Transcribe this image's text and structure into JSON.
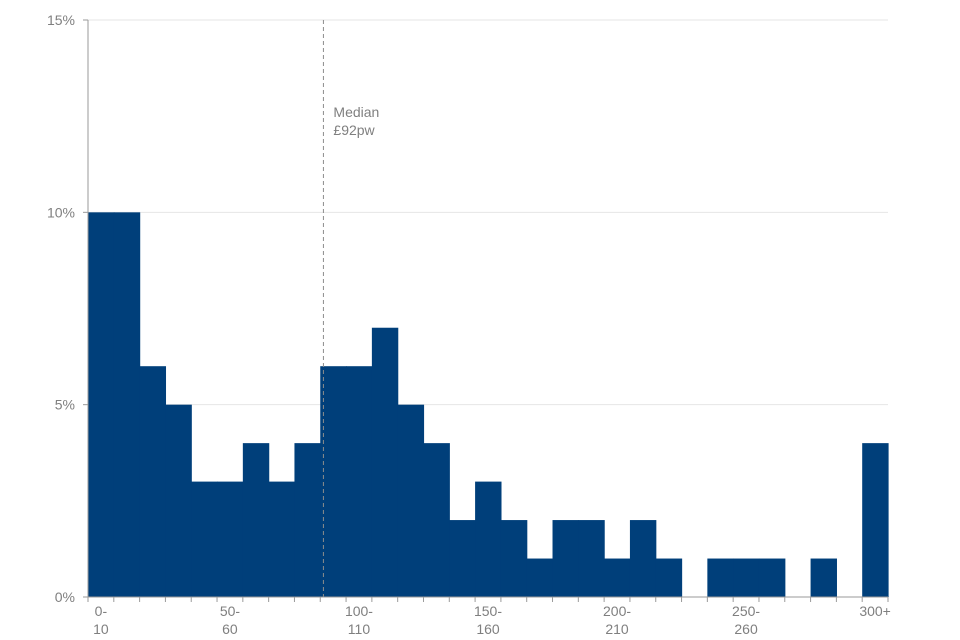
{
  "chart_data": {
    "type": "bar",
    "title": "",
    "xlabel": "",
    "ylabel": "",
    "ylim": [
      0,
      15
    ],
    "yticks": [
      "0%",
      "5%",
      "10%",
      "15%"
    ],
    "grid": true,
    "bar_color": "#003f7a",
    "grid_color": "#e6e6e6",
    "median_line_color": "#8c8c8c",
    "text_color": "#7f7f7f",
    "categories": [
      "0-10",
      "10-20",
      "20-30",
      "30-40",
      "40-50",
      "50-60",
      "60-70",
      "70-80",
      "80-90",
      "90-100",
      "100-110",
      "110-120",
      "120-130",
      "130-140",
      "140-150",
      "150-160",
      "160-170",
      "170-180",
      "180-190",
      "190-200",
      "200-210",
      "210-220",
      "220-230",
      "230-240",
      "240-250",
      "250-260",
      "260-270",
      "270-280",
      "280-290",
      "290-300",
      "300+"
    ],
    "values": [
      10,
      10,
      6,
      5,
      3,
      3,
      4,
      3,
      4,
      6,
      6,
      7,
      5,
      4,
      2,
      3,
      2,
      1,
      2,
      2,
      1,
      2,
      1,
      0,
      1,
      1,
      1,
      0,
      1,
      0,
      4
    ],
    "x_tick_labels": [
      {
        "index": 0,
        "line1": "0-",
        "line2": "10"
      },
      {
        "index": 5,
        "line1": "50-",
        "line2": "60"
      },
      {
        "index": 10,
        "line1": "100-",
        "line2": "110"
      },
      {
        "index": 15,
        "line1": "150-",
        "line2": "160"
      },
      {
        "index": 20,
        "line1": "200-",
        "line2": "210"
      },
      {
        "index": 25,
        "line1": "250-",
        "line2": "260"
      },
      {
        "index": 30,
        "line1": "300+",
        "line2": ""
      }
    ],
    "median": {
      "value": 92,
      "line1": "Median",
      "line2": "£92pw"
    }
  }
}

__________________________________________________

Pick out and copy every line that contains the word "index".

### Complete output
        "index": 0,
        "index": 5,
        "index": 10,
        "index": 15,
        "index": 20,
        "index": 25,
        "index": 30,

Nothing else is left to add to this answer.